begin Record set
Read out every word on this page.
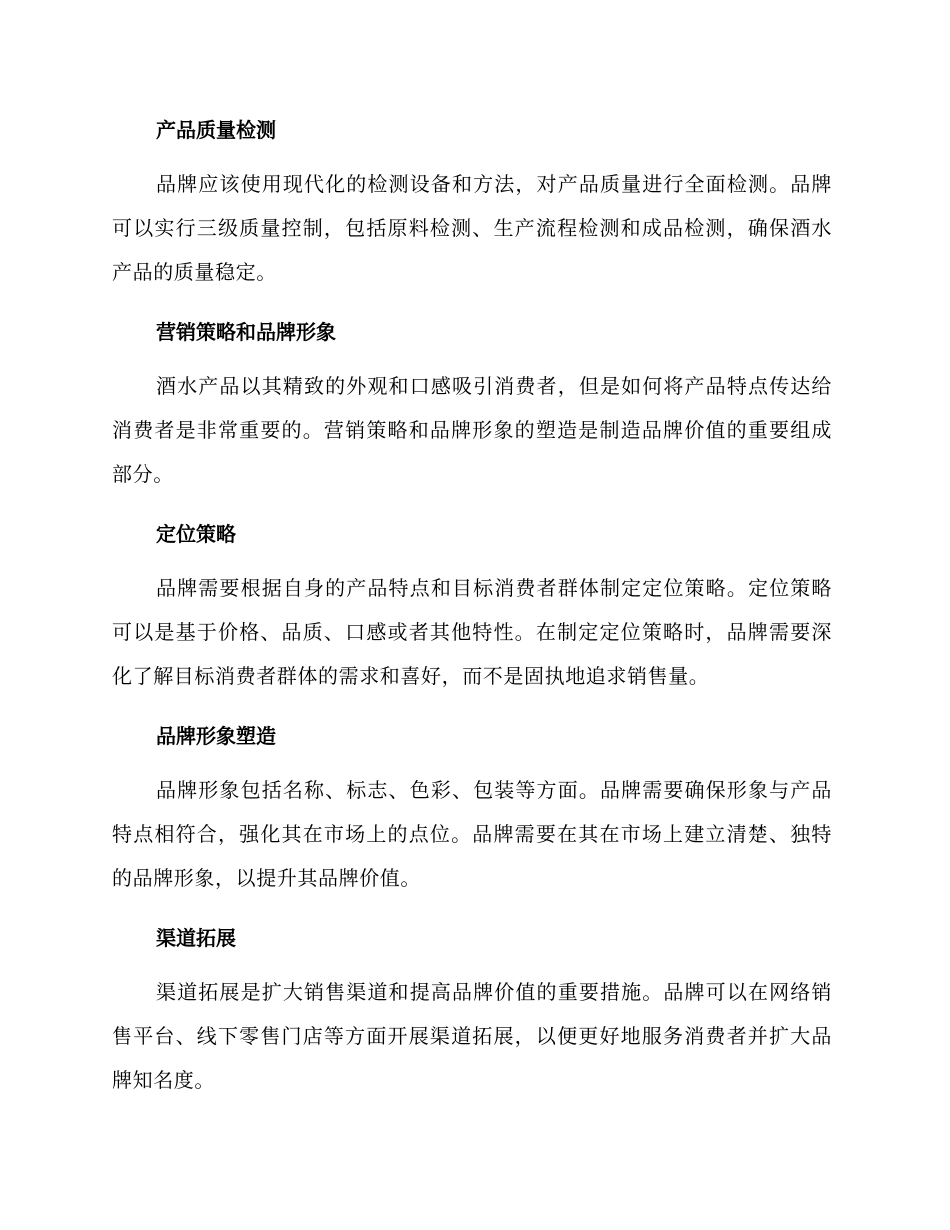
产品质量检测

品牌应该使用现代化的检测设备和方法，对产品质量进行全面检测。品牌可以实行三级质量控制，包括原料检测、生产流程检测和成品检测，确保酒水产品的质量稳定。

营销策略和品牌形象

酒水产品以其精致的外观和口感吸引消费者，但是如何将产品特点传达给消费者是非常重要的。营销策略和品牌形象的塑造是制造品牌价值的重要组成部分。

定位策略

品牌需要根据自身的产品特点和目标消费者群体制定定位策略。定位策略可以是基于价格、品质、口感或者其他特性。在制定定位策略时，品牌需要深化了解目标消费者群体的需求和喜好，而不是固执地追求销售量。

品牌形象塑造

品牌形象包括名称、标志、色彩、包装等方面。品牌需要确保形象与产品特点相符合，强化其在市场上的点位。品牌需要在其在市场上建立清楚、独特的品牌形象，以提升其品牌价值。

渠道拓展

渠道拓展是扩大销售渠道和提高品牌价值的重要措施。品牌可以在网络销售平台、线下零售门店等方面开展渠道拓展，以便更好地服务消费者并扩大品牌知名度。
end Record set
Restate each of the entries above word for word and skip every image.

__Answer__
Read out every word on this page.
产品质量检测

品牌应该使用现代化的检测设备和方法，对产品质量进行全面检测。品牌可以实行三级质量控制，包括原料检测、生产流程检测和成品检测，确保酒水产品的质量稳定。

营销策略和品牌形象

酒水产品以其精致的外观和口感吸引消费者，但是如何将产品特点传达给消费者是非常重要的。营销策略和品牌形象的塑造是制造品牌价值的重要组成部分。

定位策略

品牌需要根据自身的产品特点和目标消费者群体制定定位策略。定位策略可以是基于价格、品质、口感或者其他特性。在制定定位策略时，品牌需要深化了解目标消费者群体的需求和喜好，而不是固执地追求销售量。

品牌形象塑造

品牌形象包括名称、标志、色彩、包装等方面。品牌需要确保形象与产品特点相符合，强化其在市场上的点位。品牌需要在其在市场上建立清楚、独特的品牌形象，以提升其品牌价值。

渠道拓展

渠道拓展是扩大销售渠道和提高品牌价值的重要措施。品牌可以在网络销售平台、线下零售门店等方面开展渠道拓展，以便更好地服务消费者并扩大品牌知名度。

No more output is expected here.